• Directive
Repeat the listing word for word. No pictures belong in the copy.

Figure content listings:
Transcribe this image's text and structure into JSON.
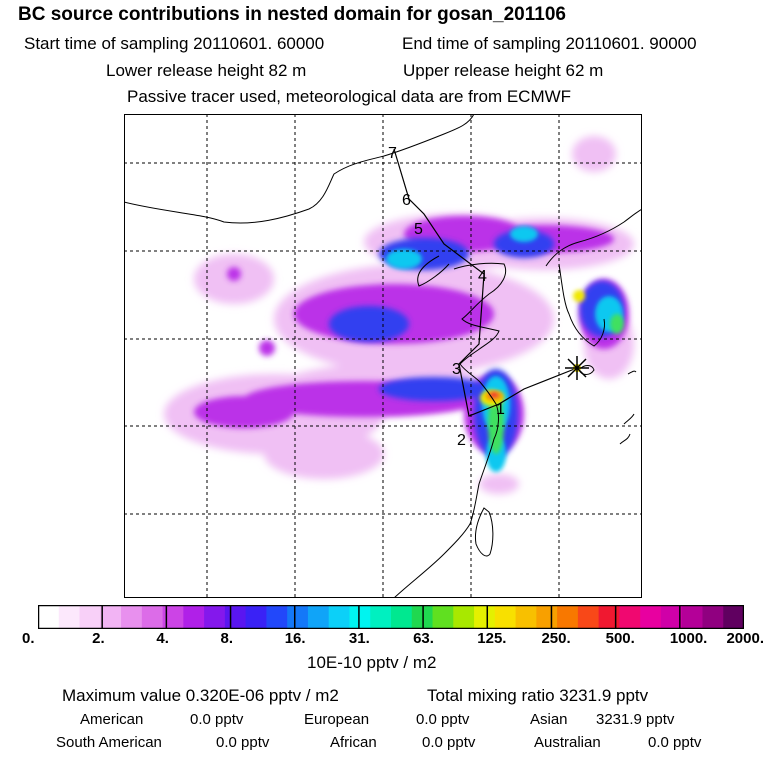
{
  "header": {
    "title": "BC  source contributions in nested domain for gosan_201106",
    "start_time": "Start time of sampling 20110601. 60000",
    "end_time": "End time of sampling 20110601. 90000",
    "lower_release": "Lower release height   82 m",
    "upper_release": "Upper release height   62 m",
    "tracer_note": "Passive tracer used, meteorological data are from ECMWF"
  },
  "map": {
    "trajectory_labels": [
      "1",
      "2",
      "3",
      "4",
      "5",
      "6",
      "7"
    ],
    "receptor_marker": "star-marker"
  },
  "colorbar": {
    "tick_labels": [
      "0.",
      "2.",
      "4.",
      "8.",
      "16.",
      "31.",
      "63.",
      "125.",
      "250.",
      "500.",
      "1000.",
      "2000."
    ],
    "units": "10E-10 pptv / m2",
    "colors": [
      "#ffffff",
      "#fce8fc",
      "#f8d0f8",
      "#f2b4f4",
      "#e890ee",
      "#dc6ce8",
      "#cc44e6",
      "#b020e8",
      "#8418ec",
      "#5a16f0",
      "#3a22f6",
      "#2248fa",
      "#1478f8",
      "#10a4f8",
      "#0cd0f8",
      "#00f4f0",
      "#00f0c0",
      "#00e890",
      "#20d850",
      "#60e020",
      "#a8e800",
      "#e4f000",
      "#f8e000",
      "#f8c000",
      "#f8a000",
      "#f87800",
      "#f84818",
      "#f01830",
      "#f00870",
      "#e800a0",
      "#d000a8",
      "#b40098",
      "#900080",
      "#600060"
    ]
  },
  "stats": {
    "max_value": "Maximum value  0.320E-06 pptv / m2",
    "total_mixing": "Total mixing ratio     3231.9 pptv",
    "american_label": "American",
    "american_value": "0.0 pptv",
    "european_label": "European",
    "european_value": "0.0 pptv",
    "asian_label": "Asian",
    "asian_value": "3231.9 pptv",
    "southamerican_label": "South American",
    "southamerican_value": "0.0 pptv",
    "african_label": "African",
    "african_value": "0.0 pptv",
    "australian_label": "Australian",
    "australian_value": "0.0 pptv"
  }
}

• Answer below
Transcribe this image's text and structure into JSON.
{
  "header": {
    "title": "BC  source contributions in nested domain for gosan_201106",
    "start_time": "Start time of sampling 20110601. 60000",
    "end_time": "End time of sampling 20110601. 90000",
    "lower_release": "Lower release height   82 m",
    "upper_release": "Upper release height   62 m",
    "tracer_note": "Passive tracer used, meteorological data are from ECMWF"
  },
  "map": {
    "trajectory_labels": [
      "1",
      "2",
      "3",
      "4",
      "5",
      "6",
      "7"
    ],
    "receptor_marker": "star-marker"
  },
  "colorbar": {
    "tick_labels": [
      "0.",
      "2.",
      "4.",
      "8.",
      "16.",
      "31.",
      "63.",
      "125.",
      "250.",
      "500.",
      "1000.",
      "2000."
    ],
    "units": "10E-10 pptv / m2",
    "colors": [
      "#ffffff",
      "#fce8fc",
      "#f8d0f8",
      "#f2b4f4",
      "#e890ee",
      "#dc6ce8",
      "#cc44e6",
      "#b020e8",
      "#8418ec",
      "#5a16f0",
      "#3a22f6",
      "#2248fa",
      "#1478f8",
      "#10a4f8",
      "#0cd0f8",
      "#00f4f0",
      "#00f0c0",
      "#00e890",
      "#20d850",
      "#60e020",
      "#a8e800",
      "#e4f000",
      "#f8e000",
      "#f8c000",
      "#f8a000",
      "#f87800",
      "#f84818",
      "#f01830",
      "#f00870",
      "#e800a0",
      "#d000a8",
      "#b40098",
      "#900080",
      "#600060"
    ]
  },
  "stats": {
    "max_value": "Maximum value  0.320E-06 pptv / m2",
    "total_mixing": "Total mixing ratio     3231.9 pptv",
    "american_label": "American",
    "american_value": "0.0 pptv",
    "european_label": "European",
    "european_value": "0.0 pptv",
    "asian_label": "Asian",
    "asian_value": "3231.9 pptv",
    "southamerican_label": "South American",
    "southamerican_value": "0.0 pptv",
    "african_label": "African",
    "african_value": "0.0 pptv",
    "australian_label": "Australian",
    "australian_value": "0.0 pptv"
  }
}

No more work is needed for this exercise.